[Records excerpted from a collection]
<<<<
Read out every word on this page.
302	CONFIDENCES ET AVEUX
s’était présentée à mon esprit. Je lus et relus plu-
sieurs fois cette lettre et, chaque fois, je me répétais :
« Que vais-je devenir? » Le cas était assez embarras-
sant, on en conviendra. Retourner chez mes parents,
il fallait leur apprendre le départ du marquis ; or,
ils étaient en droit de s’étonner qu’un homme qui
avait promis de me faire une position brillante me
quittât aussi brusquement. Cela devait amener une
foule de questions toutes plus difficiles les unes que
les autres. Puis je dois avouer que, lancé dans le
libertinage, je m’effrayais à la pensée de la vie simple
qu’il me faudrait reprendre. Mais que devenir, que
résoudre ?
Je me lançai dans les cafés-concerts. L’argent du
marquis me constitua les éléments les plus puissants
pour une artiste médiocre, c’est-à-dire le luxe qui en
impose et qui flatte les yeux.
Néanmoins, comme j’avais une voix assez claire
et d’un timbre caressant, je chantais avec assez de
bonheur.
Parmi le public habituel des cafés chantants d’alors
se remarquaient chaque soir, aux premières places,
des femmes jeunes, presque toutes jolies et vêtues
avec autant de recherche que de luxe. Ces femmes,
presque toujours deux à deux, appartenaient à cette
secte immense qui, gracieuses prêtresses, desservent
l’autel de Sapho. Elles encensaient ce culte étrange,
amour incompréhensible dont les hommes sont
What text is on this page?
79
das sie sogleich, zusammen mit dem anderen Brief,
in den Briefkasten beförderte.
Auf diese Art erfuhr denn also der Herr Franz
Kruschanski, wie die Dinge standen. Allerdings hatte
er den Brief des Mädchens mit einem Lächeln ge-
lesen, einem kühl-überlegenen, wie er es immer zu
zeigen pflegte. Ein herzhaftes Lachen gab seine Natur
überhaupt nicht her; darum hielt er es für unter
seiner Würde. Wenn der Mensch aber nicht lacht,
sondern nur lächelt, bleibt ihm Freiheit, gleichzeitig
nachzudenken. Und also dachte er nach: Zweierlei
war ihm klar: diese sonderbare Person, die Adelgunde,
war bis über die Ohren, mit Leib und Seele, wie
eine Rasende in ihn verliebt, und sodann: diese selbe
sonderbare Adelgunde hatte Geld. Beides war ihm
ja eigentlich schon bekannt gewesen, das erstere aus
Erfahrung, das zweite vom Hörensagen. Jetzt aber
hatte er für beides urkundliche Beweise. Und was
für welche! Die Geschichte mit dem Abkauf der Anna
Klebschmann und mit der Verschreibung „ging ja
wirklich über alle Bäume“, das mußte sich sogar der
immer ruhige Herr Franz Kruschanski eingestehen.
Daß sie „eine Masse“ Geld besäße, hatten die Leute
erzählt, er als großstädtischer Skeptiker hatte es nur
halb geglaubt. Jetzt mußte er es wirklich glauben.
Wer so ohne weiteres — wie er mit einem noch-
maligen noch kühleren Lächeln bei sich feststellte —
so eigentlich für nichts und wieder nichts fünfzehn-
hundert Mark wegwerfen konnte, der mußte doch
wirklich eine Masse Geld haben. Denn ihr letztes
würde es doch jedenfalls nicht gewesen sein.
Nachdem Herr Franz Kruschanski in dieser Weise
>>>>
### TO DO:
Using the listing above, locate the lines that hold "page" and copy each one.

### WRITTEN ANSWER:
Read out every word on this page.
What text is on this page?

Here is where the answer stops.